SET EXERCISE:
Only the lines from the one containing "Read out every word on this page." to the end of the records belong in the output; print them exactly.

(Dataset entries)

'''

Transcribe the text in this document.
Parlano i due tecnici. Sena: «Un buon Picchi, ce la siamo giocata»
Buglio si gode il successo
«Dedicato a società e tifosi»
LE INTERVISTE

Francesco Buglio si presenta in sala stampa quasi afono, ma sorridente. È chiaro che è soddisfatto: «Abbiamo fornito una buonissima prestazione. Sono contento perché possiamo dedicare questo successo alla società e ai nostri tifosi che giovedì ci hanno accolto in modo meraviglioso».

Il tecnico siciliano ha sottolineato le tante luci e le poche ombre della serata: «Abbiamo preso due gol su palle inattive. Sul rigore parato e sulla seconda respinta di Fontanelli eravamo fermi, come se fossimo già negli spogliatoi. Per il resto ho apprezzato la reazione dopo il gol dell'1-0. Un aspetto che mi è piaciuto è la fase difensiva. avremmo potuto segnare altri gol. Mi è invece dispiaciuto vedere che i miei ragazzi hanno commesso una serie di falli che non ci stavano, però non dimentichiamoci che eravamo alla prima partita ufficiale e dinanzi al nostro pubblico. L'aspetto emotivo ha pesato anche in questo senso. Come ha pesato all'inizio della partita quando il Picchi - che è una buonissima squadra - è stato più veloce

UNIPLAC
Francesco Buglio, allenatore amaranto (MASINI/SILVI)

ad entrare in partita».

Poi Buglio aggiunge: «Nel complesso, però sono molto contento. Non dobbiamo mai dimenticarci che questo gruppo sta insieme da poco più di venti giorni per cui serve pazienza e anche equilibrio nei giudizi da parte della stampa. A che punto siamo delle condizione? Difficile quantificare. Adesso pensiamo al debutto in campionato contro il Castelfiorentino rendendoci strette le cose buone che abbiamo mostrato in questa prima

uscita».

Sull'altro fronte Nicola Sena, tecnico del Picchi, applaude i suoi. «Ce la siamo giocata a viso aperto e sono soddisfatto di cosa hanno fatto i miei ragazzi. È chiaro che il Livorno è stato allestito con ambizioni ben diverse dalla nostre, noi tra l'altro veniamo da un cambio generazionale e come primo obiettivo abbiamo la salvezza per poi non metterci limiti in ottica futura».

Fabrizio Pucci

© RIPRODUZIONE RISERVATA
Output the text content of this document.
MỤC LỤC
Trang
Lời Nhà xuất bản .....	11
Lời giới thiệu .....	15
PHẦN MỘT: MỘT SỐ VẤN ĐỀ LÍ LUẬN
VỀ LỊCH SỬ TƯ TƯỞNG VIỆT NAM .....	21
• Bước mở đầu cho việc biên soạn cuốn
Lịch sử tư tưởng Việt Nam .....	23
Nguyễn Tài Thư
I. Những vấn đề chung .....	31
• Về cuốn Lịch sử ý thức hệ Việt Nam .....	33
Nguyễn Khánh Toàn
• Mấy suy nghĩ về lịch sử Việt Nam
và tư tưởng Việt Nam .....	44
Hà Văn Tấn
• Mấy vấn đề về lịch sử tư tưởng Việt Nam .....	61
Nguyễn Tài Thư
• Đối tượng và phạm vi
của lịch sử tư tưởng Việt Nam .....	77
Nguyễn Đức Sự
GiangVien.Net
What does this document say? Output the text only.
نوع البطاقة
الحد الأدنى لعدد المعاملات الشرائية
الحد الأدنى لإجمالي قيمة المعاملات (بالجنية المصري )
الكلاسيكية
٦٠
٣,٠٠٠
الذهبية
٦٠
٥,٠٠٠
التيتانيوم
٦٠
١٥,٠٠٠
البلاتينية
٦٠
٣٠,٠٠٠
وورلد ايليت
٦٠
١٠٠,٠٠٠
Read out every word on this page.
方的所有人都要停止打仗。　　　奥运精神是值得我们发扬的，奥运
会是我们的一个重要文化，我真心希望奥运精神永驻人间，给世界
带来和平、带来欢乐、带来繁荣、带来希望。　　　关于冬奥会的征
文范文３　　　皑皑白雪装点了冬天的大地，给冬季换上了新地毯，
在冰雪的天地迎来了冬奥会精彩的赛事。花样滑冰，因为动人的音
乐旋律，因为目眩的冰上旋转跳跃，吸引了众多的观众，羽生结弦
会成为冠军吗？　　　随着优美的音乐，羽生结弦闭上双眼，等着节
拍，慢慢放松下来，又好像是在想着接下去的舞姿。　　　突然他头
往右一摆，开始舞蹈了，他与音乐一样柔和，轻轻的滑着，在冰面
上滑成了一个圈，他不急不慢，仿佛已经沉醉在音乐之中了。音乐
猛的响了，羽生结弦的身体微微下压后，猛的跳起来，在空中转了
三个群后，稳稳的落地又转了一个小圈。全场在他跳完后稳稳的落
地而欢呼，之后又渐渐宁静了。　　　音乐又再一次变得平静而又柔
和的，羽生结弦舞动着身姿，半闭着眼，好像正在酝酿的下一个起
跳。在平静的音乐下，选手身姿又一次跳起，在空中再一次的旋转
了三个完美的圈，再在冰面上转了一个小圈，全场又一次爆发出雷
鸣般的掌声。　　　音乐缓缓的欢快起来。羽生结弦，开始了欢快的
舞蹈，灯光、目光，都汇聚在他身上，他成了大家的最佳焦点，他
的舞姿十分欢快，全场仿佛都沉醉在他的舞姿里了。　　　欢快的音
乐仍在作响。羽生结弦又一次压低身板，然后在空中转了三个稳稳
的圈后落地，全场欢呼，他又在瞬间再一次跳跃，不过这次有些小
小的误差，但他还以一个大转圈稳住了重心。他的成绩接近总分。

'''

FINISHED EXERCISE:
Read out every word on this page.
方的所有人都要停止打仗。　　　奥运精神是值得我们发扬的，奥运
会是我们的一个重要文化，我真心希望奥运精神永驻人间，给世界
带来和平、带来欢乐、带来繁荣、带来希望。　　　关于冬奥会的征
文范文３　　　皑皑白雪装点了冬天的大地，给冬季换上了新地毯，
在冰雪的天地迎来了冬奥会精彩的赛事。花样滑冰，因为动人的音
乐旋律，因为目眩的冰上旋转跳跃，吸引了众多的观众，羽生结弦
会成为冠军吗？　　　随着优美的音乐，羽生结弦闭上双眼，等着节
拍，慢慢放松下来，又好像是在想着接下去的舞姿。　　　突然他头
往右一摆，开始舞蹈了，他与音乐一样柔和，轻轻的滑着，在冰面
上滑成了一个圈，他不急不慢，仿佛已经沉醉在音乐之中了。音乐
猛的响了，羽生结弦的身体微微下压后，猛的跳起来，在空中转了
三个群后，稳稳的落地又转了一个小圈。全场在他跳完后稳稳的落
地而欢呼，之后又渐渐宁静了。　　　音乐又再一次变得平静而又柔
和的，羽生结弦舞动着身姿，半闭着眼，好像正在酝酿的下一个起
跳。在平静的音乐下，选手身姿又一次跳起，在空中再一次的旋转
了三个完美的圈，再在冰面上转了一个小圈，全场又一次爆发出雷
鸣般的掌声。　　　音乐缓缓的欢快起来。羽生结弦，开始了欢快的
舞蹈，灯光、目光，都汇聚在他身上，他成了大家的最佳焦点，他
的舞姿十分欢快，全场仿佛都沉醉在他的舞姿里了。　　　欢快的音
乐仍在作响。羽生结弦又一次压低身板，然后在空中转了三个稳稳
的圈后落地，全场欢呼，他又在瞬间再一次跳跃，不过这次有些小
小的误差，但他还以一个大转圈稳住了重心。他的成绩接近总分。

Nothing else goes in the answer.